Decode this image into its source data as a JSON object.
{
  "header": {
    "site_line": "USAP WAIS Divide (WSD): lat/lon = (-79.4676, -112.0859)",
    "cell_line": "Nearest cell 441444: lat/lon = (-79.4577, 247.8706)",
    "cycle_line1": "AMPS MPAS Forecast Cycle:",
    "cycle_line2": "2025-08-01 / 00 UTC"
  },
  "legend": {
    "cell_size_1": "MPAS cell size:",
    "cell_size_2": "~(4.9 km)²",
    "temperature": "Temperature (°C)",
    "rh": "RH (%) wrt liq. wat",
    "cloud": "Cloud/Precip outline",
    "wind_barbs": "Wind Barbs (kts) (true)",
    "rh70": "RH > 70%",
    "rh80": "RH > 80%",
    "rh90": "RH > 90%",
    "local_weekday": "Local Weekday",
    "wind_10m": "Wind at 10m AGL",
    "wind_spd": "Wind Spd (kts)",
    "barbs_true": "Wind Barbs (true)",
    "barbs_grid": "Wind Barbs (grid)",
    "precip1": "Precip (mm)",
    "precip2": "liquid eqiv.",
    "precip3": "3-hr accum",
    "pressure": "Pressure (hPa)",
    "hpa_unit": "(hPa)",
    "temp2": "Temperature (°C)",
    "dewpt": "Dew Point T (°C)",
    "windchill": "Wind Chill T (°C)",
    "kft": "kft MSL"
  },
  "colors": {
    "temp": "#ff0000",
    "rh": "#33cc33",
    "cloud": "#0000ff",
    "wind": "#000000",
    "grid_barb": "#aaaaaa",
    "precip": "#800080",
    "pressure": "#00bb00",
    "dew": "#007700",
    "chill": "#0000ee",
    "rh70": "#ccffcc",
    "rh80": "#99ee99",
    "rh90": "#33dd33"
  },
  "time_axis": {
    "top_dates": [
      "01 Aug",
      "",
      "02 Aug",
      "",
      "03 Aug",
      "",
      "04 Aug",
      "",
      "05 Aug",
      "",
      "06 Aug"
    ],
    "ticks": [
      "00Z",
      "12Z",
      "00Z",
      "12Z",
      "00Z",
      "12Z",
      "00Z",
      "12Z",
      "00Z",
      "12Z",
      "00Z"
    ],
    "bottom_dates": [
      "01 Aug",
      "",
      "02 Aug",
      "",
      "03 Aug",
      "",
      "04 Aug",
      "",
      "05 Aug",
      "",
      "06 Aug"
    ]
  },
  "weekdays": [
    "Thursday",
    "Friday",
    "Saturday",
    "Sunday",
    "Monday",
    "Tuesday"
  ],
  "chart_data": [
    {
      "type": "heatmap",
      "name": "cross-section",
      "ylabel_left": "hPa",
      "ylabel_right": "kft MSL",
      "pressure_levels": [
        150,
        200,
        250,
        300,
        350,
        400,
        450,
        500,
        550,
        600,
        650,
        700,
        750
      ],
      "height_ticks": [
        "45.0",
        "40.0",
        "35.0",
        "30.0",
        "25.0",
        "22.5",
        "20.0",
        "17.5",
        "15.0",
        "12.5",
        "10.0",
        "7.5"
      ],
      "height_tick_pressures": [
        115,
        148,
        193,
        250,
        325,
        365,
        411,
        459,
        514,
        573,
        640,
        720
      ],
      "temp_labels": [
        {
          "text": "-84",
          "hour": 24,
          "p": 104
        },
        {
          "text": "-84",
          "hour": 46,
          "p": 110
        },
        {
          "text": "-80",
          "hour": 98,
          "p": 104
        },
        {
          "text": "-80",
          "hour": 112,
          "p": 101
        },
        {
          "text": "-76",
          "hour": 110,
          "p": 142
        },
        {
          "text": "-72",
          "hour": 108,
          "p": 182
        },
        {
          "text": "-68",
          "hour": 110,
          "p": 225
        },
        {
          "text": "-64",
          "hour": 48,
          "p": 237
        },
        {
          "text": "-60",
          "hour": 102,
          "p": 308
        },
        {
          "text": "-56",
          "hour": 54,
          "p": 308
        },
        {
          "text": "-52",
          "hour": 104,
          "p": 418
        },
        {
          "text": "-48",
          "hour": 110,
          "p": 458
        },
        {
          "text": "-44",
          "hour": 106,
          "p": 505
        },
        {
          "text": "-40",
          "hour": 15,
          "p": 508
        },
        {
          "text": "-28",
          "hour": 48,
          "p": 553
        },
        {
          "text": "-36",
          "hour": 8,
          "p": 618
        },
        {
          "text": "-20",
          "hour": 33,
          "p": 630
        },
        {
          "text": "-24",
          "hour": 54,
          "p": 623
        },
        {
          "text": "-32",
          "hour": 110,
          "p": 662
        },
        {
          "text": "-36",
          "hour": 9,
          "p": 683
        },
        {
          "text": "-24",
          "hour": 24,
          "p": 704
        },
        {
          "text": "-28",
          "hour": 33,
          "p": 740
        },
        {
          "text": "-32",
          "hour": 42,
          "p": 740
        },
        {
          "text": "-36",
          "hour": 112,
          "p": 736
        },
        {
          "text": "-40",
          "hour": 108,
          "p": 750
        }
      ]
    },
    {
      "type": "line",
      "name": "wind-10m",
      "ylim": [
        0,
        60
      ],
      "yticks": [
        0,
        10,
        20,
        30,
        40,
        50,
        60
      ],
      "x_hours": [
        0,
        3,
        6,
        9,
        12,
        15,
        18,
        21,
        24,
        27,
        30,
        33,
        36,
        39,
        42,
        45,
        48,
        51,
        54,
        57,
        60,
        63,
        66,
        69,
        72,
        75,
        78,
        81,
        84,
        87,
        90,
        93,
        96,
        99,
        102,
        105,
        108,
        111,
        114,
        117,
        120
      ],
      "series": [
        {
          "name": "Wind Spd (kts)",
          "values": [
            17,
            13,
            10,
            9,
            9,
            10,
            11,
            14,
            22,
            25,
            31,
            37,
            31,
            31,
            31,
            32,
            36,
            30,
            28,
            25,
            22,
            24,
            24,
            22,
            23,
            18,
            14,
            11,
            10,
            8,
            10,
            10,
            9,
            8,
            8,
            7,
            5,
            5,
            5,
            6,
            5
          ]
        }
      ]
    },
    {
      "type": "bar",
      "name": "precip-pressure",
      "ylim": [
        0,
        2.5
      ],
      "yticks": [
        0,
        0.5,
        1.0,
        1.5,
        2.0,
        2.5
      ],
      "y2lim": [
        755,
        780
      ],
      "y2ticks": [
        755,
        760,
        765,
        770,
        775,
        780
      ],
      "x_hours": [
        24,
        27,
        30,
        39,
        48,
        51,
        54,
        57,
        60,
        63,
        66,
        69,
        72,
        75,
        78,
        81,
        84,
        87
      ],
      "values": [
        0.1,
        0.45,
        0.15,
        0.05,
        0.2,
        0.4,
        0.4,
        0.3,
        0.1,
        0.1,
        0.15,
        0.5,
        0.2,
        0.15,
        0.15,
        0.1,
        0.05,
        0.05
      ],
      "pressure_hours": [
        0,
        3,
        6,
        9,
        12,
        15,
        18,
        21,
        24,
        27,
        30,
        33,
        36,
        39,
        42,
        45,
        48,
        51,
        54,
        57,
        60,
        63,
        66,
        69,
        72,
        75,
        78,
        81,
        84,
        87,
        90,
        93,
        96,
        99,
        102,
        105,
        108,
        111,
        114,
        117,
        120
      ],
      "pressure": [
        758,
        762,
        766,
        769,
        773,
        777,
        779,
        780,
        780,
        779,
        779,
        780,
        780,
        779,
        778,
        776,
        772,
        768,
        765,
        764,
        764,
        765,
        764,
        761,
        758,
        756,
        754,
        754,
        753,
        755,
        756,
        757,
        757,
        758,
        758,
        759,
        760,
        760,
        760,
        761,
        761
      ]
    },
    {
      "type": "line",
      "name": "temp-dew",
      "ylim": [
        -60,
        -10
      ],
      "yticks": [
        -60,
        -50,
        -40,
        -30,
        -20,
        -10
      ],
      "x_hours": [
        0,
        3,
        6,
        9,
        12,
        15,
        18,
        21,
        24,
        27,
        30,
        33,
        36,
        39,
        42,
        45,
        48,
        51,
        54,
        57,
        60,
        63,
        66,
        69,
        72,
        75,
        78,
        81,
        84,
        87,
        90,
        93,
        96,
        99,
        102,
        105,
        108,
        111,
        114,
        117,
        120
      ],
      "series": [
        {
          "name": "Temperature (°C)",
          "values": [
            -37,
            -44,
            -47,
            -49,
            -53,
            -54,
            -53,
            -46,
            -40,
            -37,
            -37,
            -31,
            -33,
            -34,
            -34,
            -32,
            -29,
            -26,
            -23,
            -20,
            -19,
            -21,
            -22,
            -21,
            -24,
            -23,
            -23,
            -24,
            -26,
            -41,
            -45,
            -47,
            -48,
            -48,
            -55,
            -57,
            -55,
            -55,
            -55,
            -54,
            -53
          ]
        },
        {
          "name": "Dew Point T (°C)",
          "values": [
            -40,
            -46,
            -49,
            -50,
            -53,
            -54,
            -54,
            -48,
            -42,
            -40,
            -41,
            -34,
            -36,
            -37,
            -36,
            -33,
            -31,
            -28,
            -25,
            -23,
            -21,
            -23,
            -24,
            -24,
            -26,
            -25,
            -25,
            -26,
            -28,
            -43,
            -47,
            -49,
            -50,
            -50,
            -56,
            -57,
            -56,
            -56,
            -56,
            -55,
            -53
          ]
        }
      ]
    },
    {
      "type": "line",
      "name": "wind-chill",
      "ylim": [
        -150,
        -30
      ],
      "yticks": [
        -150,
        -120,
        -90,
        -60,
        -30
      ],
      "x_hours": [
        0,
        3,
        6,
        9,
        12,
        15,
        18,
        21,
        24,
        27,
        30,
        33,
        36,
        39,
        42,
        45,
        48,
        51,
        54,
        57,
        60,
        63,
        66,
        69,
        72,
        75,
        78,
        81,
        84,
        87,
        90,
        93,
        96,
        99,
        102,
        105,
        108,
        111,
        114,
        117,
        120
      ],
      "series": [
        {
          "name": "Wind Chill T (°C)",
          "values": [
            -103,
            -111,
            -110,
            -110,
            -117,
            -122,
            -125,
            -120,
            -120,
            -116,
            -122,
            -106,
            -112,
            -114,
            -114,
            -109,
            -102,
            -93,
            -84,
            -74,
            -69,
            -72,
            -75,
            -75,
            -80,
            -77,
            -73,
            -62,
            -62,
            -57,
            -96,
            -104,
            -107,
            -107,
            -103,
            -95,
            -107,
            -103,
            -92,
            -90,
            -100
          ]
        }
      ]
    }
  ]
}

....................

● TASK DETAILS
Copy each line from the records above that includes the string "cloud".

● RESPONSE
    "cloud": "Cloud/Precip outline",
    "cloud": "#0000ff",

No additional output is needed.